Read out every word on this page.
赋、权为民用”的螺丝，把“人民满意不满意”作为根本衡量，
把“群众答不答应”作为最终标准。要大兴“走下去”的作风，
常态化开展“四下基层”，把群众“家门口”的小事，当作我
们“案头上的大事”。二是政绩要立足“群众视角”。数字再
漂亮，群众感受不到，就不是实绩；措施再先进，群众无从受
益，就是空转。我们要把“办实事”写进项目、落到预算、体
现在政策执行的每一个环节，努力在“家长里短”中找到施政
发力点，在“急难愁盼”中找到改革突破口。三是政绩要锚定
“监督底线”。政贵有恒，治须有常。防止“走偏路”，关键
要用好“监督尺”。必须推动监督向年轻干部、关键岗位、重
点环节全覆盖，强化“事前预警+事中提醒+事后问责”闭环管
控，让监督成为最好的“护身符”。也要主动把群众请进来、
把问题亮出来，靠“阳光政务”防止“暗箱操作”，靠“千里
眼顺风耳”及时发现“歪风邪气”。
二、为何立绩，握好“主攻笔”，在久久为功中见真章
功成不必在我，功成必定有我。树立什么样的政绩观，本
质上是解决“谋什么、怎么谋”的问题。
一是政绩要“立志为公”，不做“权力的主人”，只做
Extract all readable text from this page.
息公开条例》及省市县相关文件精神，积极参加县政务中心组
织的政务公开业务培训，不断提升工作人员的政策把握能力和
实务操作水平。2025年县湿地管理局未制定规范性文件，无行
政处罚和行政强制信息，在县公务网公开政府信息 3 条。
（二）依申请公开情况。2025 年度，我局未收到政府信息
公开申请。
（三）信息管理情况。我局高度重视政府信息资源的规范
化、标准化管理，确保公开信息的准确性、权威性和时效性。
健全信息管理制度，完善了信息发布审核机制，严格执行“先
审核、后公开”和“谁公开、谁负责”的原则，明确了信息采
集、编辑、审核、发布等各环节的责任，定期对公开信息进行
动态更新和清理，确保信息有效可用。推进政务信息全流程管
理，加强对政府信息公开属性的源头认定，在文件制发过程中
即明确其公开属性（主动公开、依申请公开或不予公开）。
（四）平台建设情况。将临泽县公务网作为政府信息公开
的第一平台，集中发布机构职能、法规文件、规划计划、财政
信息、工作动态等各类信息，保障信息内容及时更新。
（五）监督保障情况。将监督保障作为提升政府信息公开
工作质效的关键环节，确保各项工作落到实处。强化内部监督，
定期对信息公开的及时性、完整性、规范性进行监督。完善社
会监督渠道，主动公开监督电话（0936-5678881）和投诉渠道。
== == ==
→ **The problem**:
Check each line in the records for the word "page" and say how many have it, with nothing else.

→ **Written reply**:
2